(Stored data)
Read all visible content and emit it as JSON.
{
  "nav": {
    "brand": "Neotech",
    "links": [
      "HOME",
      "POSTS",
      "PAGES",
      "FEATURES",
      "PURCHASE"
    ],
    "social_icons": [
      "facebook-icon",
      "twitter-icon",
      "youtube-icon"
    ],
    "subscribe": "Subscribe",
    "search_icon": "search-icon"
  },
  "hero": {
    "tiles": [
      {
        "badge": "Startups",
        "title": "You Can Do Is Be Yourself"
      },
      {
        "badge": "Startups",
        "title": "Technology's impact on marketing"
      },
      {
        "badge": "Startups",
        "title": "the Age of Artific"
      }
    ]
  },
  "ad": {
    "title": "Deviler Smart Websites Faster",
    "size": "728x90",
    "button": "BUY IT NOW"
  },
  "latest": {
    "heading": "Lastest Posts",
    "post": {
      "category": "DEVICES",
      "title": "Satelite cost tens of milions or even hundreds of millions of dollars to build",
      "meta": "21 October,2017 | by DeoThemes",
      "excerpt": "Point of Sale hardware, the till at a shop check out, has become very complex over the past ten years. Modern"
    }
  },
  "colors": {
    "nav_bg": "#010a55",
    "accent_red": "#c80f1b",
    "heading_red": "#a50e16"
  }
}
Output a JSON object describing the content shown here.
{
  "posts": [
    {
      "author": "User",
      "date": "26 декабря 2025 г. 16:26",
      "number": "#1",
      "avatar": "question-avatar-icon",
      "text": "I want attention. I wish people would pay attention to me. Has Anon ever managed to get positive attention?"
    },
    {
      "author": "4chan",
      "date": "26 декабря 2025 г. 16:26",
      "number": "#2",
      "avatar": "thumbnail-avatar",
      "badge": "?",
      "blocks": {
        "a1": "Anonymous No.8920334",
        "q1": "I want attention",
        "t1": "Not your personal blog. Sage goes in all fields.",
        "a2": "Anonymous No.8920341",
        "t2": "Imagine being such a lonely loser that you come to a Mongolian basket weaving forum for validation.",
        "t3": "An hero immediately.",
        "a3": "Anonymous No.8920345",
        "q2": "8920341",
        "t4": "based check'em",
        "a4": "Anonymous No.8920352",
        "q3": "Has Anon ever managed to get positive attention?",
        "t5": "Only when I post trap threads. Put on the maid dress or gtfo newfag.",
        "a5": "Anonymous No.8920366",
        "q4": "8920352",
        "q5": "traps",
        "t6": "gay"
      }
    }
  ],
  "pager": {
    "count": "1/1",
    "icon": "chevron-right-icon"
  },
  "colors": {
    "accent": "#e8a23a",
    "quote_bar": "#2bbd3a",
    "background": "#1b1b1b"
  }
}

* **EXERCISE OBJECTIVE**: Give only the number of lines in the entries that contain "avatar".

* **SOLUTION**: 2